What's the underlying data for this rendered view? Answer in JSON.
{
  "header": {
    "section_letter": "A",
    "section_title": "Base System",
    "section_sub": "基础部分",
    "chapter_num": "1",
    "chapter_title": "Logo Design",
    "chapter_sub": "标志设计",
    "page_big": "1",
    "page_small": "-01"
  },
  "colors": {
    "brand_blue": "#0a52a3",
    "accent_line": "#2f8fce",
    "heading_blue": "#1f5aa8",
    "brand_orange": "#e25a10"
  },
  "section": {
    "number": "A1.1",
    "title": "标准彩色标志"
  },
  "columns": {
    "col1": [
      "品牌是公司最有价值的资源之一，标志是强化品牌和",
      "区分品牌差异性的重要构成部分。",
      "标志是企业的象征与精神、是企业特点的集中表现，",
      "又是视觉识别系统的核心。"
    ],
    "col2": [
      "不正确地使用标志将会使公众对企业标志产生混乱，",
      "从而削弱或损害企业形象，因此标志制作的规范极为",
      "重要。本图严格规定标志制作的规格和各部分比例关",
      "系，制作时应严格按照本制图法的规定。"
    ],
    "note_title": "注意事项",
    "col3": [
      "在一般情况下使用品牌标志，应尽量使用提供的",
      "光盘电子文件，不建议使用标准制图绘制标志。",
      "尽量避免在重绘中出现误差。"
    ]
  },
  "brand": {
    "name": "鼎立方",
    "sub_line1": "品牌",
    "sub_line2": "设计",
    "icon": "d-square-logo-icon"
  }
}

--

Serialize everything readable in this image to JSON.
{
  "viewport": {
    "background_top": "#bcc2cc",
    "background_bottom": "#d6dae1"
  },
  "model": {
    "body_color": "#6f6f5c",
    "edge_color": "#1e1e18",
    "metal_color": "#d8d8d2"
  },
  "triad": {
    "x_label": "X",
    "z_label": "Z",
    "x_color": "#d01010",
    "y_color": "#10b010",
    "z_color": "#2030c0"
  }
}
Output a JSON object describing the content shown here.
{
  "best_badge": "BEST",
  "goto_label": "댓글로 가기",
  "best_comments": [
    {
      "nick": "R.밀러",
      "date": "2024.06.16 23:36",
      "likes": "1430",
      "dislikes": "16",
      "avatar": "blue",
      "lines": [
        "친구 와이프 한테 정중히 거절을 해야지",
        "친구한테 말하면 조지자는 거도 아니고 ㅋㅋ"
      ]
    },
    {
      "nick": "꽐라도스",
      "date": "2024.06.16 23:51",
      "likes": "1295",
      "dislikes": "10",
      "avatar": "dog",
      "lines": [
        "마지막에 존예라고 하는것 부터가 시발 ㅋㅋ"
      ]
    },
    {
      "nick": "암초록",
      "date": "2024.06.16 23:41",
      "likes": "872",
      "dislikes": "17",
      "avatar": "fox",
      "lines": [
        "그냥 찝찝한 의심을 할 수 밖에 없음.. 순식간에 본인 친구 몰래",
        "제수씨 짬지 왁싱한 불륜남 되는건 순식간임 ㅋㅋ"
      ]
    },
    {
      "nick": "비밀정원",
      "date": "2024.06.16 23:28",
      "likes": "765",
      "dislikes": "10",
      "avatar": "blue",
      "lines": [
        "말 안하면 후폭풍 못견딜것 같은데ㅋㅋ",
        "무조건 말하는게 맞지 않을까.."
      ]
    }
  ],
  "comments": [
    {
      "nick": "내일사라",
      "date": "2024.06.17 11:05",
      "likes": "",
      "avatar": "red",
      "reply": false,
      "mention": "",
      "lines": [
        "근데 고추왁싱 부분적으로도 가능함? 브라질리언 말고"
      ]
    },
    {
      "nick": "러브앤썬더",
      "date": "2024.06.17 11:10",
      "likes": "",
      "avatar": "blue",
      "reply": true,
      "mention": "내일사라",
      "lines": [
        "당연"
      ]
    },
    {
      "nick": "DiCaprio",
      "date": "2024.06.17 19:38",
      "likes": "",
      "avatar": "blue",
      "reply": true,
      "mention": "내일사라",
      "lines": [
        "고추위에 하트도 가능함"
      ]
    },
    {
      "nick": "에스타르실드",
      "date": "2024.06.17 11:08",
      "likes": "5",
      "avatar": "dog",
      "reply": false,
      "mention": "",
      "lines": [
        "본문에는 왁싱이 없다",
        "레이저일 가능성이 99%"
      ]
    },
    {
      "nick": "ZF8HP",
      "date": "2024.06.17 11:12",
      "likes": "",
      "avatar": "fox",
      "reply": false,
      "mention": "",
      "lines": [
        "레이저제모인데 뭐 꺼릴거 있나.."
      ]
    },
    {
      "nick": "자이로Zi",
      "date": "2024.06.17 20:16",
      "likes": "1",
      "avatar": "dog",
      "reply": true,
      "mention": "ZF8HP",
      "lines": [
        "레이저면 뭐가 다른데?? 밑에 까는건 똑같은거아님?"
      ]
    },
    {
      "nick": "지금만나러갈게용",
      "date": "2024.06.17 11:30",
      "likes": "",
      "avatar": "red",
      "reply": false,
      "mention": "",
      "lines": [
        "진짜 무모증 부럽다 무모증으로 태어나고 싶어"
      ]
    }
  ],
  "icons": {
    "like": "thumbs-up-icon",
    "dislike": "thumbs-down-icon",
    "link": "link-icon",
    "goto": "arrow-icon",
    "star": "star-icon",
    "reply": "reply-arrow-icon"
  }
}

Objective —
Filter the listing above for the string "dislikes" and copy every matching line.

Exercise output —
      "dislikes": "16",
      "dislikes": "10",
      "dislikes": "17",
      "dislikes": "10",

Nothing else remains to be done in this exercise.